**EXERCISE:**
Images appear in the records below; leave them out and repeat everything else exactly.
══════════
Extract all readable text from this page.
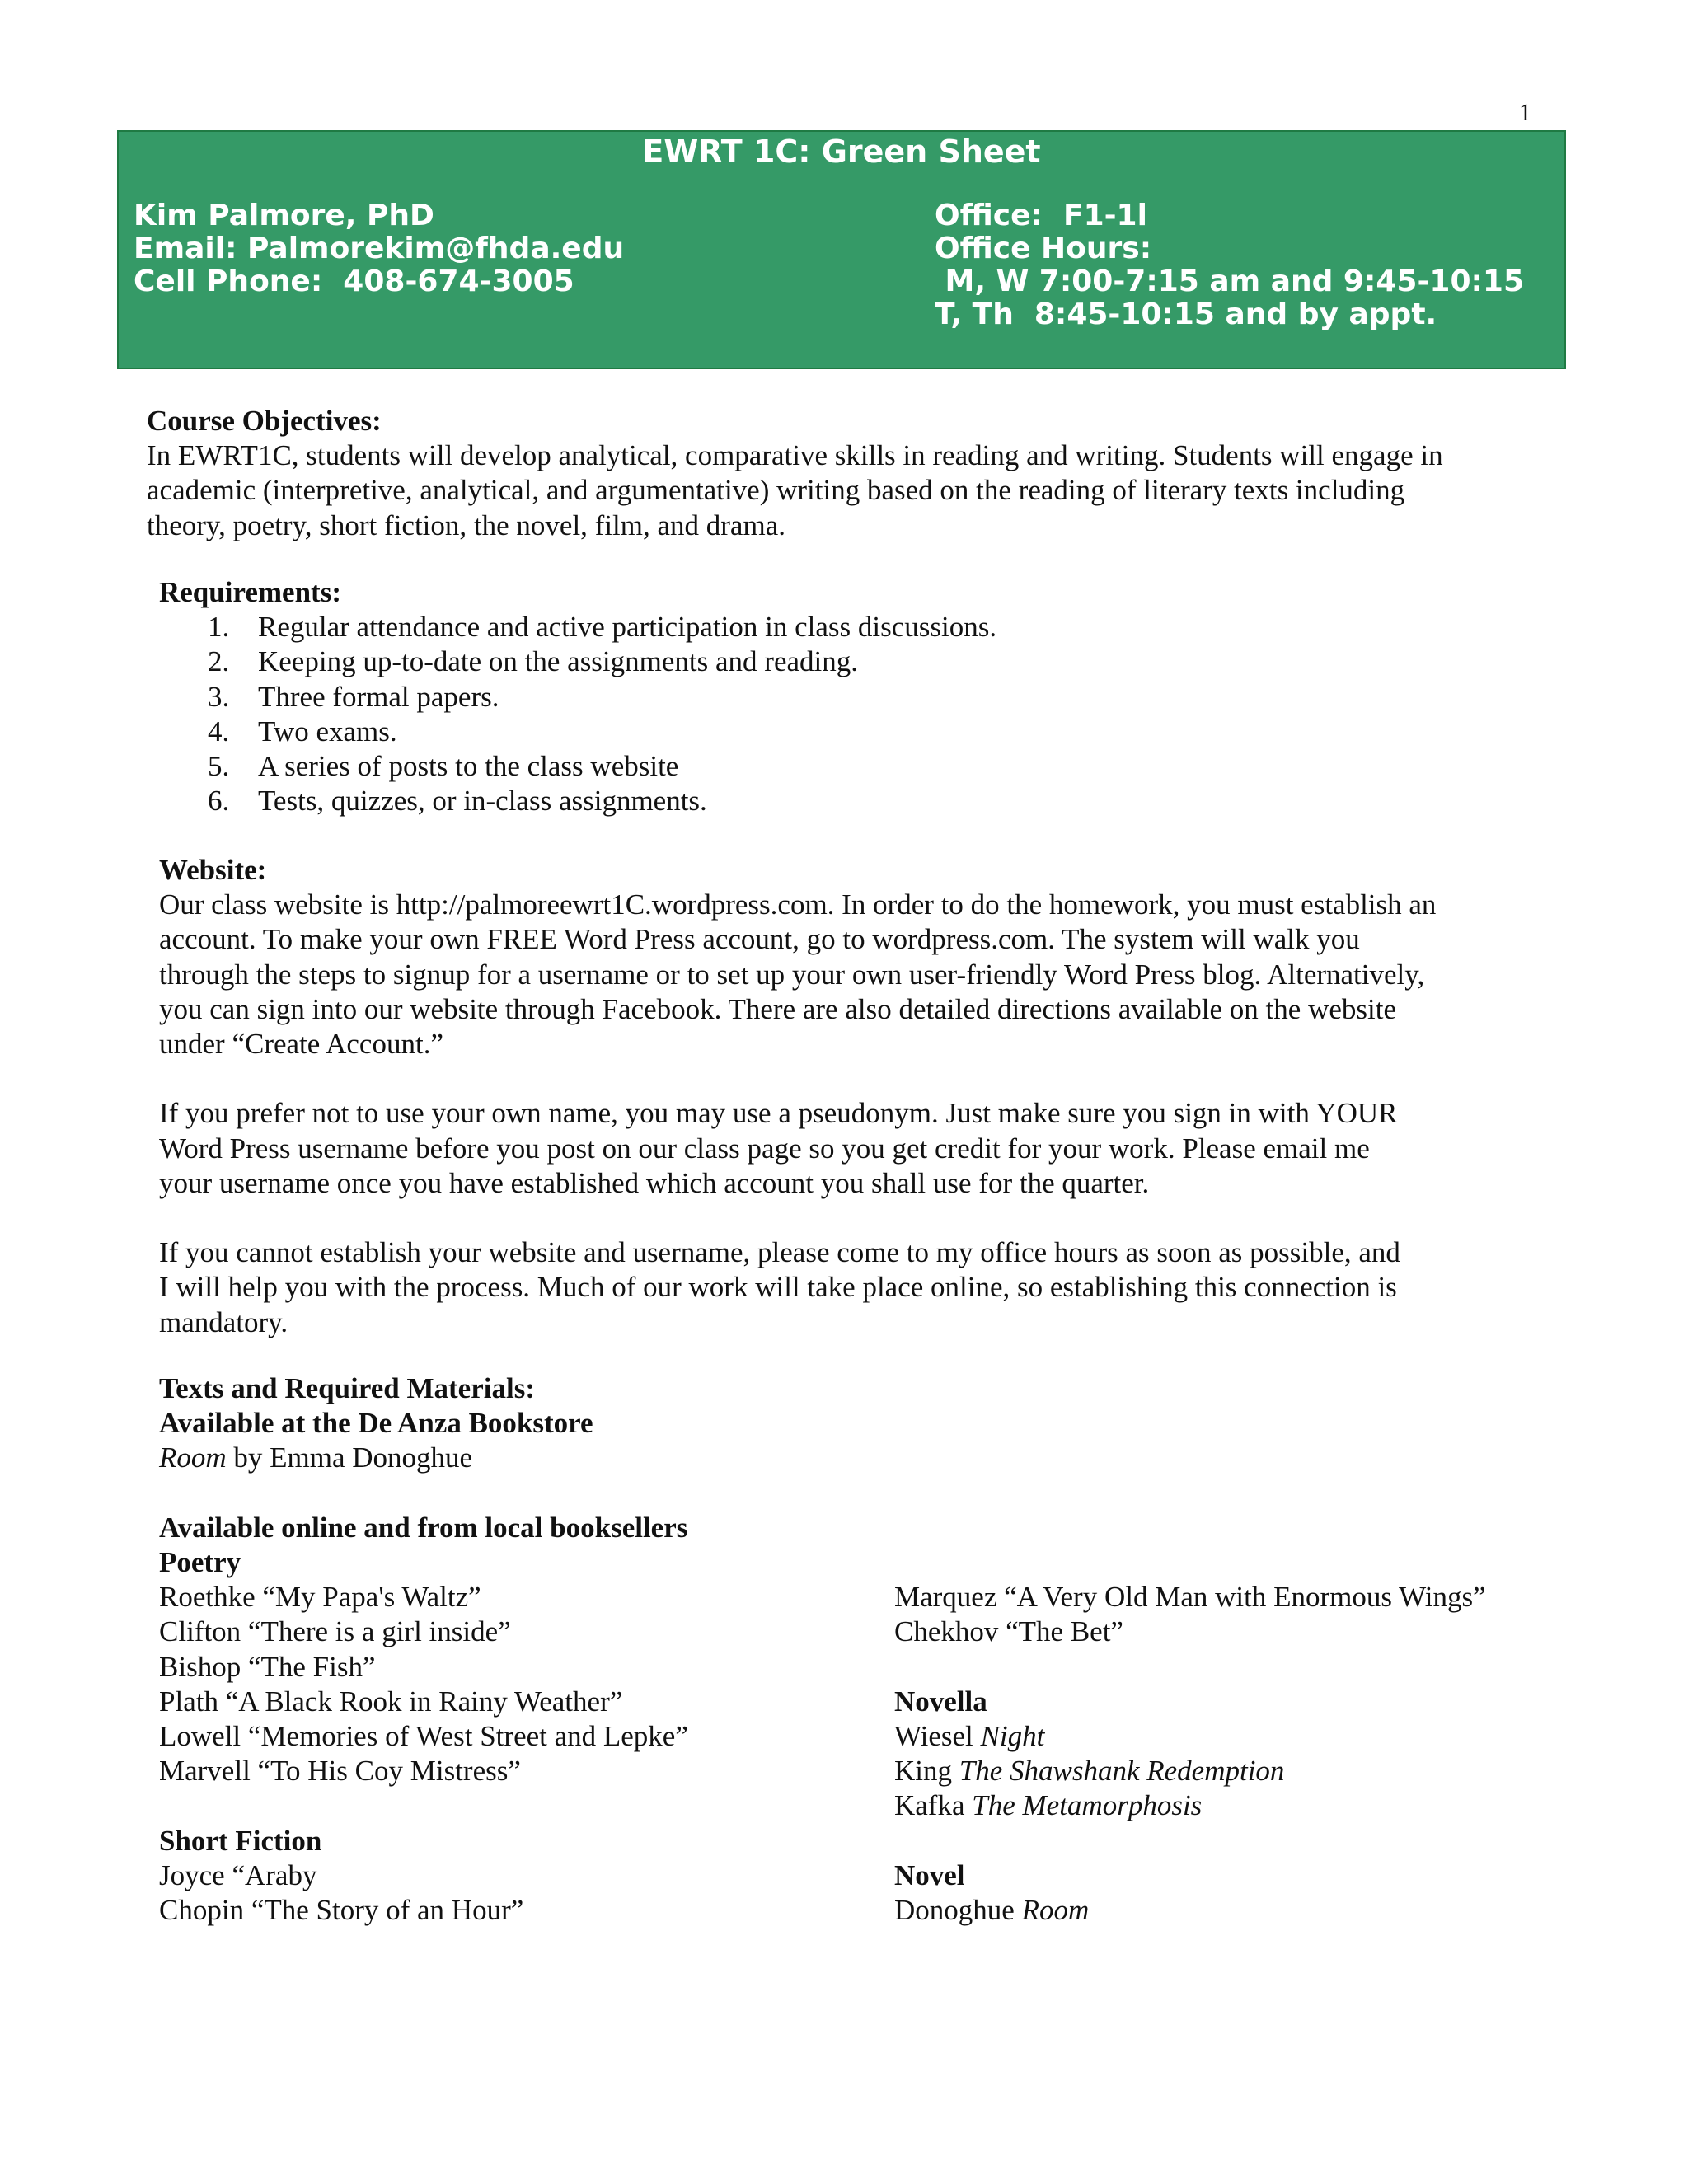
1
EWRT 1C: Green Sheet
Kim Palmore, PhD
Email: Palmorekim@fhda.edu
Cell Phone:  408-674-3005
Office:  F1-1l
Office Hours:
M, W 7:00-7:15 am and 9:45-10:15
T, Th  8:45-10:15 and by appt.
Course Objectives:
In EWRT1C, students will develop analytical, comparative skills in reading and writing. Students will engage in
academic (interpretive, analytical, and argumentative) writing based on the reading of literary texts including
theory, poetry, short fiction, the novel, film, and drama.
Requirements:
1. Regular attendance and active participation in class discussions.
2. Keeping up-to-date on the assignments and reading.
3. Three formal papers.
4. Two exams.
5. A series of posts to the class website
6. Tests, quizzes, or in-class assignments.
Website:
Our class website is http://palmoreewrt1C.wordpress.com. In order to do the homework, you must establish an
account. To make your own FREE Word Press account, go to wordpress.com. The system will walk you
through the steps to signup for a username or to set up your own user-friendly Word Press blog. Alternatively,
you can sign into our website through Facebook. There are also detailed directions available on the website
under “Create Account.”
If you prefer not to use your own name, you may use a pseudonym. Just make sure you sign in with YOUR
Word Press username before you post on our class page so you get credit for your work. Please email me
your username once you have established which account you shall use for the quarter.
If you cannot establish your website and username, please come to my office hours as soon as possible, and
I will help you with the process. Much of our work will take place online, so establishing this connection is
mandatory.
Texts and Required Materials:
Available at the De Anza Bookstore
Room by Emma Donoghue
Available online and from local booksellers
Poetry
Roethke “My Papa's Waltz”
Clifton “There is a girl inside”
Bishop “The Fish”
Plath “A Black Rook in Rainy Weather”
Lowell “Memories of West Street and Lepke”
Marvell “To His Coy Mistress”
Short Fiction
Joyce “Araby
Chopin “The Story of an Hour”
Marquez “A Very Old Man with Enormous Wings”
Chekhov “The Bet”
Novella
Wiesel Night
King The Shawshank Redemption
Kafka The Metamorphosis
Novel
Donoghue Room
══════════
**CORRECT RESPONSE:**
Extract all readable text from this page.
1
EWRT 1C: Green Sheet
Kim Palmore, PhD
Email: Palmorekim@fhda.edu
Cell Phone:  408-674-3005
Office:  F1-1l
Office Hours:
M, W 7:00-7:15 am and 9:45-10:15
T, Th  8:45-10:15 and by appt.
Course Objectives:
In EWRT1C, students will develop analytical, comparative skills in reading and writing. Students will engage in
academic (interpretive, analytical, and argumentative) writing based on the reading of literary texts including
theory, poetry, short fiction, the novel, film, and drama.
Requirements:
1. Regular attendance and active participation in class discussions.
2. Keeping up-to-date on the assignments and reading.
3. Three formal papers.
4. Two exams.
5. A series of posts to the class website
6. Tests, quizzes, or in-class assignments.
Website:
Our class website is http://palmoreewrt1C.wordpress.com. In order to do the homework, you must establish an
account. To make your own FREE Word Press account, go to wordpress.com. The system will walk you
through the steps to signup for a username or to set up your own user-friendly Word Press blog. Alternatively,
you can sign into our website through Facebook. There are also detailed directions available on the website
under “Create Account.”
If you prefer not to use your own name, you may use a pseudonym. Just make sure you sign in with YOUR
Word Press username before you post on our class page so you get credit for your work. Please email me
your username once you have established which account you shall use for the quarter.
If you cannot establish your website and username, please come to my office hours as soon as possible, and
I will help you with the process. Much of our work will take place online, so establishing this connection is
mandatory.
Texts and Required Materials:
Available at the De Anza Bookstore
Room by Emma Donoghue
Available online and from local booksellers
Poetry
Roethke “My Papa's Waltz”
Clifton “There is a girl inside”
Bishop “The Fish”
Plath “A Black Rook in Rainy Weather”
Lowell “Memories of West Street and Lepke”
Marvell “To His Coy Mistress”
Short Fiction
Joyce “Araby
Chopin “The Story of an Hour”
Marquez “A Very Old Man with Enormous Wings”
Chekhov “The Bet”
Novella
Wiesel Night
King The Shawshank Redemption
Kafka The Metamorphosis
Novel
Donoghue Room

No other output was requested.